[Stored records]
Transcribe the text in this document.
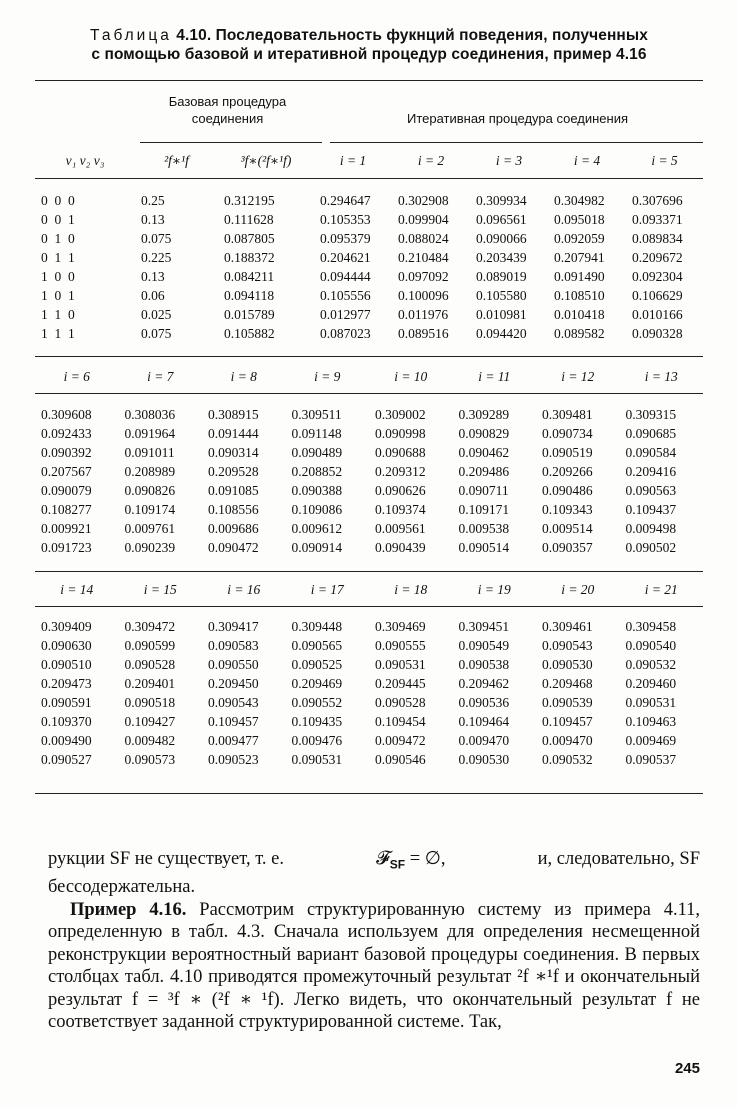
Таблица 4.10. Последовательность фукнций поведения, полученных
с помощью базовой и итеративной процедур соединения, пример 4.16
Базовая процедура
соединения	Итеративная процедура соединения
v₁ v₂ v₃	²f∗¹f	³f∗(²f∗¹f)	i = 1	i = 2	i = 3	i = 4	i = 5
0  0  0	0.25	0.312195	0.294647	0.302908	0.309934	0.304982	0.307696
0  0  1	0.13	0.111628	0.105353	0.099904	0.096561	0.095018	0.093371
0  1  0	0.075	0.087805	0.095379	0.088024	0.090066	0.092059	0.089834
0  1  1	0.225	0.188372	0.204621	0.210484	0.203439	0.207941	0.209672
1  0  0	0.13	0.084211	0.094444	0.097092	0.089019	0.091490	0.092304
1  0  1	0.06	0.094118	0.105556	0.100096	0.105580	0.108510	0.106629
1  1  0	0.025	0.015789	0.012977	0.011976	0.010981	0.010418	0.010166
1  1  1	0.075	0.105882	0.087023	0.089516	0.094420	0.089582	0.090328
i = 6	i = 7	i = 8	i = 9	i = 10	i = 11	i = 12	i = 13
0.309608	0.308036	0.308915	0.309511	0.309002	0.309289	0.309481	0.309315
0.092433	0.091964	0.091444	0.091148	0.090998	0.090829	0.090734	0.090685
0.090392	0.091011	0.090314	0.090489	0.090688	0.090462	0.090519	0.090584
0.207567	0.208989	0.209528	0.208852	0.209312	0.209486	0.209266	0.209416
0.090079	0.090826	0.091085	0.090388	0.090626	0.090711	0.090486	0.090563
0.108277	0.109174	0.108556	0.109086	0.109374	0.109171	0.109343	0.109437
0.009921	0.009761	0.009686	0.009612	0.009561	0.009538	0.009514	0.009498
0.091723	0.090239	0.090472	0.090914	0.090439	0.090514	0.090357	0.090502
i = 14	i = 15	i = 16	i = 17	i = 18	i = 19	i = 20	i = 21
0.309409	0.309472	0.309417	0.309448	0.309469	0.309451	0.309461	0.309458
0.090630	0.090599	0.090583	0.090565	0.090555	0.090549	0.090543	0.090540
0.090510	0.090528	0.090550	0.090525	0.090531	0.090538	0.090530	0.090532
0.209473	0.209401	0.209450	0.209469	0.209445	0.209462	0.209468	0.209460
0.090591	0.090518	0.090543	0.090552	0.090528	0.090536	0.090539	0.090531
0.109370	0.109427	0.109457	0.109435	0.109454	0.109464	0.109457	0.109463
0.009490	0.009482	0.009477	0.009476	0.009472	0.009470	0.009470	0.009469
0.090527	0.090573	0.090523	0.090531	0.090546	0.090530	0.090532	0.090537
рукции SF не существует, т. е.	𝓕$_{SF}$ = ∅,	и, следовательно, SF

бессодержательна.

Пример 4.16. Рассмотрим структурированную систему из примера 4.11, определенную в табл. 4.3. Сначала используем для определения несмещенной реконструкции вероятностный вариант базовой процедуры соединения. В первых столбцах табл. 4.10 приводятся промежуточный результат ²f ∗¹f и окончательный результат f = ³f ∗ (²f ∗ ¹f). Легко видеть, что окончательный результат f не соответствует заданной структурированной системе. Так,

245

-- WHAT IS ASKED --
With the pictures left out, transcribe the material exactly.

-- EXERCISE ANSWER --
Transcribe the text in this document.
Таблица 4.10. Последовательность фукнций поведения, полученных
с помощью базовой и итеративной процедур соединения, пример 4.16
Базовая процедура
соединения	Итеративная процедура соединения
v₁ v₂ v₃	²f∗¹f	³f∗(²f∗¹f)	i = 1	i = 2	i = 3	i = 4	i = 5
0  0  0	0.25	0.312195	0.294647	0.302908	0.309934	0.304982	0.307696
0  0  1	0.13	0.111628	0.105353	0.099904	0.096561	0.095018	0.093371
0  1  0	0.075	0.087805	0.095379	0.088024	0.090066	0.092059	0.089834
0  1  1	0.225	0.188372	0.204621	0.210484	0.203439	0.207941	0.209672
1  0  0	0.13	0.084211	0.094444	0.097092	0.089019	0.091490	0.092304
1  0  1	0.06	0.094118	0.105556	0.100096	0.105580	0.108510	0.106629
1  1  0	0.025	0.015789	0.012977	0.011976	0.010981	0.010418	0.010166
1  1  1	0.075	0.105882	0.087023	0.089516	0.094420	0.089582	0.090328
i = 6	i = 7	i = 8	i = 9	i = 10	i = 11	i = 12	i = 13
0.309608	0.308036	0.308915	0.309511	0.309002	0.309289	0.309481	0.309315
0.092433	0.091964	0.091444	0.091148	0.090998	0.090829	0.090734	0.090685
0.090392	0.091011	0.090314	0.090489	0.090688	0.090462	0.090519	0.090584
0.207567	0.208989	0.209528	0.208852	0.209312	0.209486	0.209266	0.209416
0.090079	0.090826	0.091085	0.090388	0.090626	0.090711	0.090486	0.090563
0.108277	0.109174	0.108556	0.109086	0.109374	0.109171	0.109343	0.109437
0.009921	0.009761	0.009686	0.009612	0.009561	0.009538	0.009514	0.009498
0.091723	0.090239	0.090472	0.090914	0.090439	0.090514	0.090357	0.090502
i = 14	i = 15	i = 16	i = 17	i = 18	i = 19	i = 20	i = 21
0.309409	0.309472	0.309417	0.309448	0.309469	0.309451	0.309461	0.309458
0.090630	0.090599	0.090583	0.090565	0.090555	0.090549	0.090543	0.090540
0.090510	0.090528	0.090550	0.090525	0.090531	0.090538	0.090530	0.090532
0.209473	0.209401	0.209450	0.209469	0.209445	0.209462	0.209468	0.209460
0.090591	0.090518	0.090543	0.090552	0.090528	0.090536	0.090539	0.090531
0.109370	0.109427	0.109457	0.109435	0.109454	0.109464	0.109457	0.109463
0.009490	0.009482	0.009477	0.009476	0.009472	0.009470	0.009470	0.009469
0.090527	0.090573	0.090523	0.090531	0.090546	0.090530	0.090532	0.090537
рукции SF не существует, т. е.	𝓕$_{SF}$ = ∅,	и, следовательно, SF

бессодержательна.

Пример 4.16. Рассмотрим структурированную систему из примера 4.11, определенную в табл. 4.3. Сначала используем для определения несмещенной реконструкции вероятностный вариант базовой процедуры соединения. В первых столбцах табл. 4.10 приводятся промежуточный результат ²f ∗¹f и окончательный результат f = ³f ∗ (²f ∗ ¹f). Легко видеть, что окончательный результат f не соответствует заданной структурированной системе. Так,

245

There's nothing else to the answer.